MATERIAL FOR THIS TASK:
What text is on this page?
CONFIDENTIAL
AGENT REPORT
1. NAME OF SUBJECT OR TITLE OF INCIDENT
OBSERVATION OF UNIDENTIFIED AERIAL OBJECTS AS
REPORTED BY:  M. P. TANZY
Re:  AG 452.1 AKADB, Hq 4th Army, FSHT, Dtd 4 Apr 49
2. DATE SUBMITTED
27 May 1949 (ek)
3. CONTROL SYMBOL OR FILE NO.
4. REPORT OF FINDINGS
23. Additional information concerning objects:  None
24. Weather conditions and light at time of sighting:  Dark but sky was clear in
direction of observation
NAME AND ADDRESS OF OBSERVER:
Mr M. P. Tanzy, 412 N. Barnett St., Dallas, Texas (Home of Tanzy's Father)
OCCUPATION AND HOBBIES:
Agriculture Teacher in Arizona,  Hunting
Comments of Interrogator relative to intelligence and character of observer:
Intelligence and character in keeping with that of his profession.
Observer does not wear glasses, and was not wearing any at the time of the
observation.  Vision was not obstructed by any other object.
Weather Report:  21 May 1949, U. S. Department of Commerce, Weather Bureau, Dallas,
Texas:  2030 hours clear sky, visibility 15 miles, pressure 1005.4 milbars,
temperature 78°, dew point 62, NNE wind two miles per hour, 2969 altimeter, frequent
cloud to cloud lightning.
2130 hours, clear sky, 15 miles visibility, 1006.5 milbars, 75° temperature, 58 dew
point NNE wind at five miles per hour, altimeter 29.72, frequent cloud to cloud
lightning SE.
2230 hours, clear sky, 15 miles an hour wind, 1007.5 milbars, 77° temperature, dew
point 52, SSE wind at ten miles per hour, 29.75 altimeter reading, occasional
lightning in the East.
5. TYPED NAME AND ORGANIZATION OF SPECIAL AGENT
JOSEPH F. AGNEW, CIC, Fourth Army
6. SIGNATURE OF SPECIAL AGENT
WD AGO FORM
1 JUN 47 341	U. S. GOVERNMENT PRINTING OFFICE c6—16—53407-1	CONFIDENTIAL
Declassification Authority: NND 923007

WHAT YOU WILL DO:
Pull out all lines containing "clear".

SOLUTION:
24. Weather conditions and light at time of sighting:  Dark but sky was clear in
Texas:  2030 hours clear sky, visibility 15 miles, pressure 1005.4 milbars,
2130 hours, clear sky, 15 miles visibility, 1006.5 milbars, 75° temperature, 58 dew
2230 hours, clear sky, 15 miles an hour wind, 1007.5 milbars, 77° temperature, dew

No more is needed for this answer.